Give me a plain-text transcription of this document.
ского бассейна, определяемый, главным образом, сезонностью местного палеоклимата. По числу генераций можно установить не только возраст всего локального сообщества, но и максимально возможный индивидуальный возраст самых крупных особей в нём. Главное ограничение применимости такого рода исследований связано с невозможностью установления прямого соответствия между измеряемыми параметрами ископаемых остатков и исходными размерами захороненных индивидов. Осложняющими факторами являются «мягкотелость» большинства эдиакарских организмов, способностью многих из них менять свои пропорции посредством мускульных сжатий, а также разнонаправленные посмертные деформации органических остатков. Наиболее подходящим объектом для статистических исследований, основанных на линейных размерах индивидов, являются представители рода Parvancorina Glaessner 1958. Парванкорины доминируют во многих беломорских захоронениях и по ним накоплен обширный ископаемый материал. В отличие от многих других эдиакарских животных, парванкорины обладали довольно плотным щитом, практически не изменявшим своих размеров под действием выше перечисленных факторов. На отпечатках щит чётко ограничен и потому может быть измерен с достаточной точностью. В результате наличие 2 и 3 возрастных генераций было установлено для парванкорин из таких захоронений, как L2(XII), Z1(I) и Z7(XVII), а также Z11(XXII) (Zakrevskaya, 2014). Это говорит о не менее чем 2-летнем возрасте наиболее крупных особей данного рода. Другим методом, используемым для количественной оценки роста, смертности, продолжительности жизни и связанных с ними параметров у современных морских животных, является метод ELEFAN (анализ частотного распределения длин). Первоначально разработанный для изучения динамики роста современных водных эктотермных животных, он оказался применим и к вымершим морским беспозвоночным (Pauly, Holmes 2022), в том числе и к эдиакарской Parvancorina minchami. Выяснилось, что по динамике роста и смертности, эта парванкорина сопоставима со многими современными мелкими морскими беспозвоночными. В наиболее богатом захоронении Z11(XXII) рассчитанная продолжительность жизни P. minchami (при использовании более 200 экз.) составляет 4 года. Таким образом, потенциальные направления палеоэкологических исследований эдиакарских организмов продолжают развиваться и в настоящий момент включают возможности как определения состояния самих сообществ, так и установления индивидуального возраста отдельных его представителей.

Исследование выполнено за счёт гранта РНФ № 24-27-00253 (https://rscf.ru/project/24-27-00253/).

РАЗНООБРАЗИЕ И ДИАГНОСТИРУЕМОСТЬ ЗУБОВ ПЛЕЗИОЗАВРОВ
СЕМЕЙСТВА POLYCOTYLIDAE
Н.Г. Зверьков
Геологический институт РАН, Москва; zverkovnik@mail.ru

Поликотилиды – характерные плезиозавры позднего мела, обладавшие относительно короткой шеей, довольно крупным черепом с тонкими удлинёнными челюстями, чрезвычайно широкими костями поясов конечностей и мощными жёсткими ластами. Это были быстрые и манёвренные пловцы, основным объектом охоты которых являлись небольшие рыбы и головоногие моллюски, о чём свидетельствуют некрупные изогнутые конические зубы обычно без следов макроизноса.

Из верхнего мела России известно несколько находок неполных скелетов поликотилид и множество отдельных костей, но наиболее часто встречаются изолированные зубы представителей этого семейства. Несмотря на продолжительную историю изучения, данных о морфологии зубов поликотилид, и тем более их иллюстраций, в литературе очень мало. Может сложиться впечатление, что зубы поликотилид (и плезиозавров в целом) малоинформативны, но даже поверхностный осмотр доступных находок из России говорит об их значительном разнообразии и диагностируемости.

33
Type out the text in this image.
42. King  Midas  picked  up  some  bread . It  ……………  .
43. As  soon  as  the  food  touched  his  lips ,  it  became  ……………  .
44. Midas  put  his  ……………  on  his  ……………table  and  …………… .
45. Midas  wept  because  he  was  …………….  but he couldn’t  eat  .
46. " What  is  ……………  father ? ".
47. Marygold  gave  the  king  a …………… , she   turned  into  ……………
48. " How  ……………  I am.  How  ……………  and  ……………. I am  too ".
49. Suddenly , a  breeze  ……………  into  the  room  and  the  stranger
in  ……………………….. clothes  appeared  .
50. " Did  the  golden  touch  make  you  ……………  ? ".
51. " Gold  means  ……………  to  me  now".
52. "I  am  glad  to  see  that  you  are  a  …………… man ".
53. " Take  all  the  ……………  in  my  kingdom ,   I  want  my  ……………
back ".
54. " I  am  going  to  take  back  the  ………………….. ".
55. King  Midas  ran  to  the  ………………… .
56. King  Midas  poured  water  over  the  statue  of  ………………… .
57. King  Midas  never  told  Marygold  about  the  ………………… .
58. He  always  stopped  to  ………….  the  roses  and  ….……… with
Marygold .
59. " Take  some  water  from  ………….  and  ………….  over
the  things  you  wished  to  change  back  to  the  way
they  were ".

---+---

Return all of the data word for word.

__ANSWER TO THIS EXERCISE__:
Give me a plain-text transcription of this document.
ского бассейна, определяемый, главным образом, сезонностью местного палеоклимата. По числу генераций можно установить не только возраст всего локального сообщества, но и максимально возможный индивидуальный возраст самых крупных особей в нём. Главное ограничение применимости такого рода исследований связано с невозможностью установления прямого соответствия между измеряемыми параметрами ископаемых остатков и исходными размерами захороненных индивидов. Осложняющими факторами являются «мягкотелость» большинства эдиакарских организмов, способностью многих из них менять свои пропорции посредством мускульных сжатий, а также разнонаправленные посмертные деформации органических остатков. Наиболее подходящим объектом для статистических исследований, основанных на линейных размерах индивидов, являются представители рода Parvancorina Glaessner 1958. Парванкорины доминируют во многих беломорских захоронениях и по ним накоплен обширный ископаемый материал. В отличие от многих других эдиакарских животных, парванкорины обладали довольно плотным щитом, практически не изменявшим своих размеров под действием выше перечисленных факторов. На отпечатках щит чётко ограничен и потому может быть измерен с достаточной точностью. В результате наличие 2 и 3 возрастных генераций было установлено для парванкорин из таких захоронений, как L2(XII), Z1(I) и Z7(XVII), а также Z11(XXII) (Zakrevskaya, 2014). Это говорит о не менее чем 2-летнем возрасте наиболее крупных особей данного рода. Другим методом, используемым для количественной оценки роста, смертности, продолжительности жизни и связанных с ними параметров у современных морских животных, является метод ELEFAN (анализ частотного распределения длин). Первоначально разработанный для изучения динамики роста современных водных эктотермных животных, он оказался применим и к вымершим морским беспозвоночным (Pauly, Holmes 2022), в том числе и к эдиакарской Parvancorina minchami. Выяснилось, что по динамике роста и смертности, эта парванкорина сопоставима со многими современными мелкими морскими беспозвоночными. В наиболее богатом захоронении Z11(XXII) рассчитанная продолжительность жизни P. minchami (при использовании более 200 экз.) составляет 4 года. Таким образом, потенциальные направления палеоэкологических исследований эдиакарских организмов продолжают развиваться и в настоящий момент включают возможности как определения состояния самих сообществ, так и установления индивидуального возраста отдельных его представителей.

Исследование выполнено за счёт гранта РНФ № 24-27-00253 (https://rscf.ru/project/24-27-00253/).

РАЗНООБРАЗИЕ И ДИАГНОСТИРУЕМОСТЬ ЗУБОВ ПЛЕЗИОЗАВРОВ
СЕМЕЙСТВА POLYCOTYLIDAE
Н.Г. Зверьков
Геологический институт РАН, Москва; zverkovnik@mail.ru

Поликотилиды – характерные плезиозавры позднего мела, обладавшие относительно короткой шеей, довольно крупным черепом с тонкими удлинёнными челюстями, чрезвычайно широкими костями поясов конечностей и мощными жёсткими ластами. Это были быстрые и манёвренные пловцы, основным объектом охоты которых являлись небольшие рыбы и головоногие моллюски, о чём свидетельствуют некрупные изогнутые конические зубы обычно без следов макроизноса.

Из верхнего мела России известно несколько находок неполных скелетов поликотилид и множество отдельных костей, но наиболее часто встречаются изолированные зубы представителей этого семейства. Несмотря на продолжительную историю изучения, данных о морфологии зубов поликотилид, и тем более их иллюстраций, в литературе очень мало. Может сложиться впечатление, что зубы поликотилид (и плезиозавров в целом) малоинформативны, но даже поверхностный осмотр доступных находок из России говорит об их значительном разнообразии и диагностируемости.

33
Type out the text in this image.
42. King  Midas  picked  up  some  bread . It  ……………  .
43. As  soon  as  the  food  touched  his  lips ,  it  became  ……………  .
44. Midas  put  his  ……………  on  his  ……………table  and  …………… .
45. Midas  wept  because  he  was  …………….  but he couldn’t  eat  .
46. " What  is  ……………  father ? ".
47. Marygold  gave  the  king  a …………… , she   turned  into  ……………
48. " How  ……………  I am.  How  ……………  and  ……………. I am  too ".
49. Suddenly , a  breeze  ……………  into  the  room  and  the  stranger
in  ……………………….. clothes  appeared  .
50. " Did  the  golden  touch  make  you  ……………  ? ".
51. " Gold  means  ……………  to  me  now".
52. "I  am  glad  to  see  that  you  are  a  …………… man ".
53. " Take  all  the  ……………  in  my  kingdom ,   I  want  my  ……………
back ".
54. " I  am  going  to  take  back  the  ………………….. ".
55. King  Midas  ran  to  the  ………………… .
56. King  Midas  poured  water  over  the  statue  of  ………………… .
57. King  Midas  never  told  Marygold  about  the  ………………… .
58. He  always  stopped  to  ………….  the  roses  and  ….……… with
Marygold .
59. " Take  some  water  from  ………….  and  ………….  over
the  things  you  wished  to  change  back  to  the  way
they  were ".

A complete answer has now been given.